Work required: Wherever "JSON" appears in a line, copy that line.

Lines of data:
____
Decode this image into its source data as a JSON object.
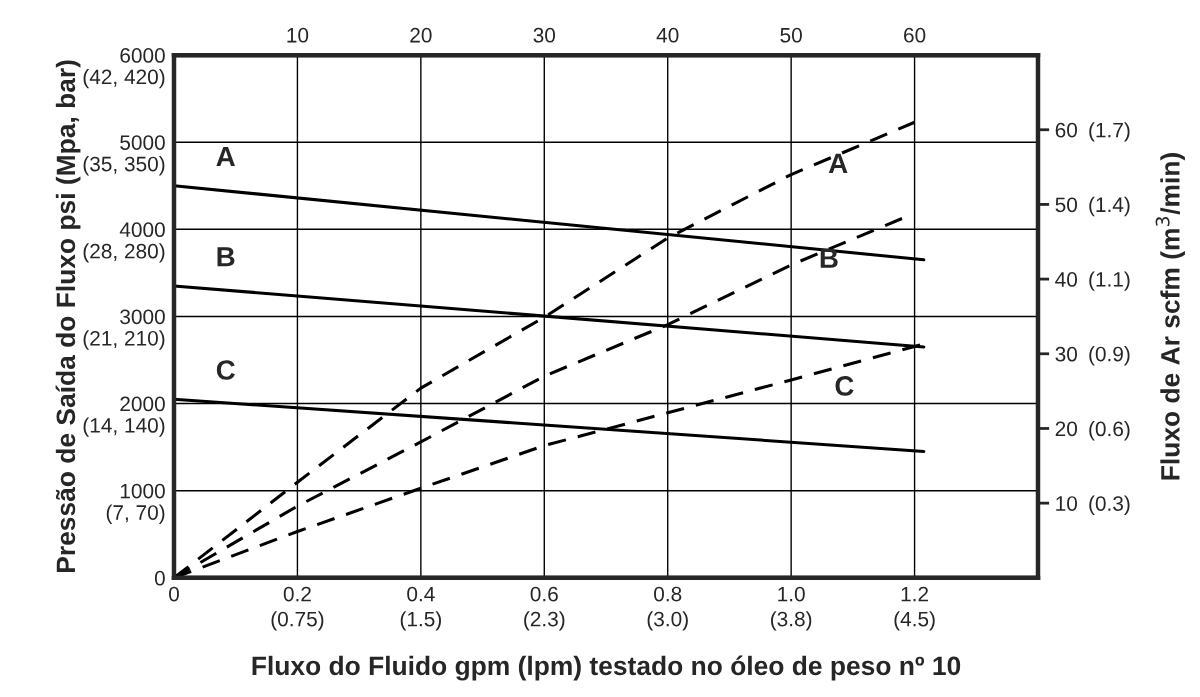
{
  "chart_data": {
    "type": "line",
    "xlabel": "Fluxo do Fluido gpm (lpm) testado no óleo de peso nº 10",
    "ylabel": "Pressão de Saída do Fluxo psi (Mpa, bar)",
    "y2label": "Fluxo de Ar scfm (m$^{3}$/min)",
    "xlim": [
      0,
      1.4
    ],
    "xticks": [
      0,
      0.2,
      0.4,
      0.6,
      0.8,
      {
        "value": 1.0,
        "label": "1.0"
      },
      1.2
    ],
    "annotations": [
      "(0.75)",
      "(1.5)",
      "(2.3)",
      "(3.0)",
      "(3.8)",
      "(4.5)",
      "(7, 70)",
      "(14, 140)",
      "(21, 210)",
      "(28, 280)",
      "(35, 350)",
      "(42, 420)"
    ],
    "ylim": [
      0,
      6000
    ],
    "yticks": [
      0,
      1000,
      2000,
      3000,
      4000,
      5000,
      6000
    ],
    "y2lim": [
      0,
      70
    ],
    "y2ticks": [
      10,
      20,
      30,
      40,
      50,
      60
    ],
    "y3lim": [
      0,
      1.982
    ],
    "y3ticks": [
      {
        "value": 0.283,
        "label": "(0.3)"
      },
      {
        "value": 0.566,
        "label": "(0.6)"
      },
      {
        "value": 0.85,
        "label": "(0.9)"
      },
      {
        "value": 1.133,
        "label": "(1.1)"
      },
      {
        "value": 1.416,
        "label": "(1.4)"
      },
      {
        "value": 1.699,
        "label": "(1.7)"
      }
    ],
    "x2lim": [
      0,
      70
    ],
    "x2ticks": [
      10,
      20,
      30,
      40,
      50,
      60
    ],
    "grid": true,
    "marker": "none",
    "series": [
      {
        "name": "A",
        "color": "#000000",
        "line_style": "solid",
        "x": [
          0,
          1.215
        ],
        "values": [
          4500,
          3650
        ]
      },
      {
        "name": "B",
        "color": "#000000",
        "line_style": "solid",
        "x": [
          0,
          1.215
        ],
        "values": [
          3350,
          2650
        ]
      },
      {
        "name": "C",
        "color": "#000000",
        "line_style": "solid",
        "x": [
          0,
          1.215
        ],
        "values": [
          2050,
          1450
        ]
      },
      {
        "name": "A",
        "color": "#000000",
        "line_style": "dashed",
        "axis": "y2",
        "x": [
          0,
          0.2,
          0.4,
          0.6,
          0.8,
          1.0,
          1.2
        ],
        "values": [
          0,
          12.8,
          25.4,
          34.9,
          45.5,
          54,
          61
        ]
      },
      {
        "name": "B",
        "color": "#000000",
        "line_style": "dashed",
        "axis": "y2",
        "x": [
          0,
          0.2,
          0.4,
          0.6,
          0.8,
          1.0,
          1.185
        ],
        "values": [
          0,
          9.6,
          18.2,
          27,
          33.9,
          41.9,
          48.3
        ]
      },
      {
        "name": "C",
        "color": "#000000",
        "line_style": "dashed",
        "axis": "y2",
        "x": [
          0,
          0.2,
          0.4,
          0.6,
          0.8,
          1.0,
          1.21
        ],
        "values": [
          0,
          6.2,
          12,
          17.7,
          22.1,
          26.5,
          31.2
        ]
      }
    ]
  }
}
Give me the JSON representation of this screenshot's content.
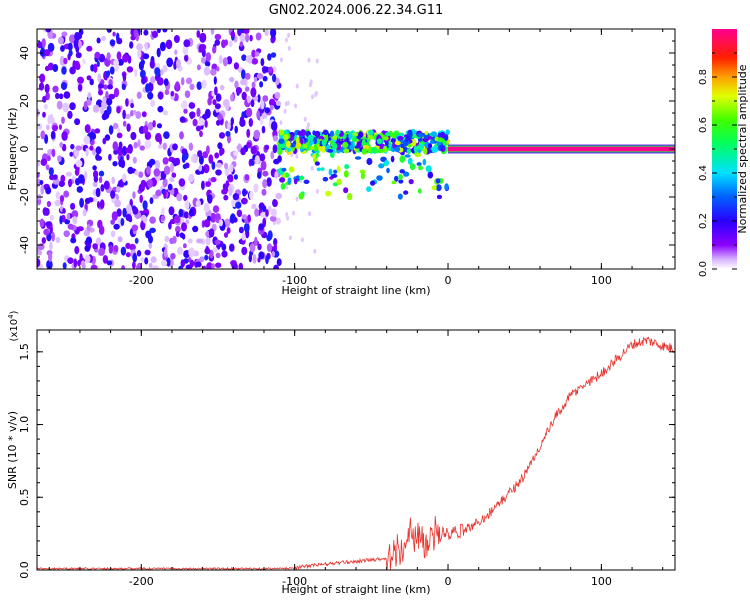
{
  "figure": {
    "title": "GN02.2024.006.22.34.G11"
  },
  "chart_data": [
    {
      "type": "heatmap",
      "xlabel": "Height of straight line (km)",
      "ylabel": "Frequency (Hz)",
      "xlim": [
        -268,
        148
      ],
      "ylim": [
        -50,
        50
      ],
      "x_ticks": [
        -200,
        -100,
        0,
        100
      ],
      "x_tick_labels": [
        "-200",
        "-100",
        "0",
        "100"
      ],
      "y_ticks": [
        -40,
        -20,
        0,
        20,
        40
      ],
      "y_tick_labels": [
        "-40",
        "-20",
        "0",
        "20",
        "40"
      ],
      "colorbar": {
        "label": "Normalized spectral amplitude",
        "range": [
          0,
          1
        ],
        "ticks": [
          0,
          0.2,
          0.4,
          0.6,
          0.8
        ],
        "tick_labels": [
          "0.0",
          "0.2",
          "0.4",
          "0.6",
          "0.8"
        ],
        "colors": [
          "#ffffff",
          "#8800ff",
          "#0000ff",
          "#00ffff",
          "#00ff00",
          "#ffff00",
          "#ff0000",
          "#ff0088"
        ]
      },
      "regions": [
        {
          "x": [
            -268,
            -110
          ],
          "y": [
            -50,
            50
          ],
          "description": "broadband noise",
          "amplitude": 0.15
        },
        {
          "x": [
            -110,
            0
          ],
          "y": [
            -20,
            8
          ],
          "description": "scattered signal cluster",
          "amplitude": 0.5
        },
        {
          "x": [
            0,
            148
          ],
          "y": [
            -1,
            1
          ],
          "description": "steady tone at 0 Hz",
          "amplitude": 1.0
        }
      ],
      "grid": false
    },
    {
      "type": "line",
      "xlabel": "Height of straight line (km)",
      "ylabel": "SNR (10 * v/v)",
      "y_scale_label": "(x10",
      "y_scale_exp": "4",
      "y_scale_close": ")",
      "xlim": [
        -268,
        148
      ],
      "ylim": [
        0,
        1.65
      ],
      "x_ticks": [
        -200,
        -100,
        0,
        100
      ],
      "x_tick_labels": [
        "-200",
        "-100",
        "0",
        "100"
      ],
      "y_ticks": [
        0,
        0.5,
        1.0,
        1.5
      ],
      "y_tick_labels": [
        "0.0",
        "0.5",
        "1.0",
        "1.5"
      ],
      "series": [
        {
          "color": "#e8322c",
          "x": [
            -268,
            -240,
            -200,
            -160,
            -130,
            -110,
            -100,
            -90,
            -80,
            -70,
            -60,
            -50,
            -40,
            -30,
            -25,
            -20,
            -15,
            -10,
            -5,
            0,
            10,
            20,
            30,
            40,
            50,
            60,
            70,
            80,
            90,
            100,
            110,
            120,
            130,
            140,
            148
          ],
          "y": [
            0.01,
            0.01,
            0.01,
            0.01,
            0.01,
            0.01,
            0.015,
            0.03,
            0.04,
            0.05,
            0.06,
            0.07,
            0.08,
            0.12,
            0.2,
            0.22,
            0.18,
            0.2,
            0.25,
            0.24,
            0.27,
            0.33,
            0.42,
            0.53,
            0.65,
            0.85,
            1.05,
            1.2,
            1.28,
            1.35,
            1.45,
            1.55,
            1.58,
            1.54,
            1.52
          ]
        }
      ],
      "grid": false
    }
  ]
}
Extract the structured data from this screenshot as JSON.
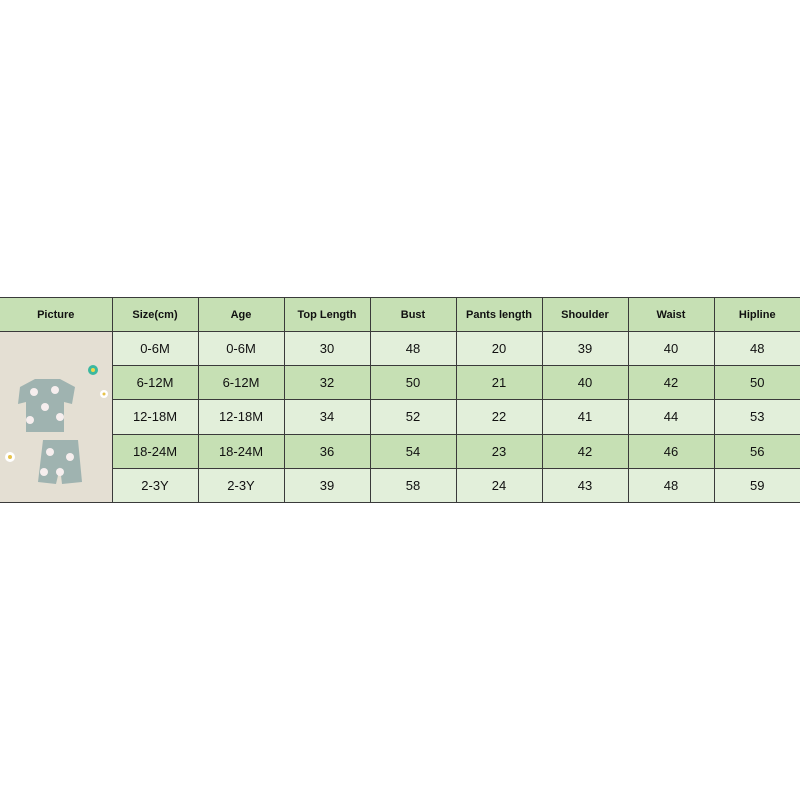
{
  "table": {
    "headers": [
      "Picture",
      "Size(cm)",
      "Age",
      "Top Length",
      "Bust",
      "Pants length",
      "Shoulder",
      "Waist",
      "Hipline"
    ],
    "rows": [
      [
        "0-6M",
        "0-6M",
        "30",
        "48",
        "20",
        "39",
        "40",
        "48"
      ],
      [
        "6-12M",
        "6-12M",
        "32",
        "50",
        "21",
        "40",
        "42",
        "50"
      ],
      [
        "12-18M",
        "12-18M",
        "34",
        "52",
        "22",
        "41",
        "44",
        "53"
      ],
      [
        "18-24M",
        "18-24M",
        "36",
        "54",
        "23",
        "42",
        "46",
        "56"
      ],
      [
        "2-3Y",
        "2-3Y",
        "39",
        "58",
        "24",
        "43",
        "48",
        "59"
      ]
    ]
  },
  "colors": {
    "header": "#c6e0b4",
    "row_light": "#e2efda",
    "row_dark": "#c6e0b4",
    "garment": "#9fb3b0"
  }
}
____
Result of the exercise:
Decode this image into its source data as a JSON object.
Give me the JSON representation of this screenshot's content.
Extract the structured data from this screenshot as JSON.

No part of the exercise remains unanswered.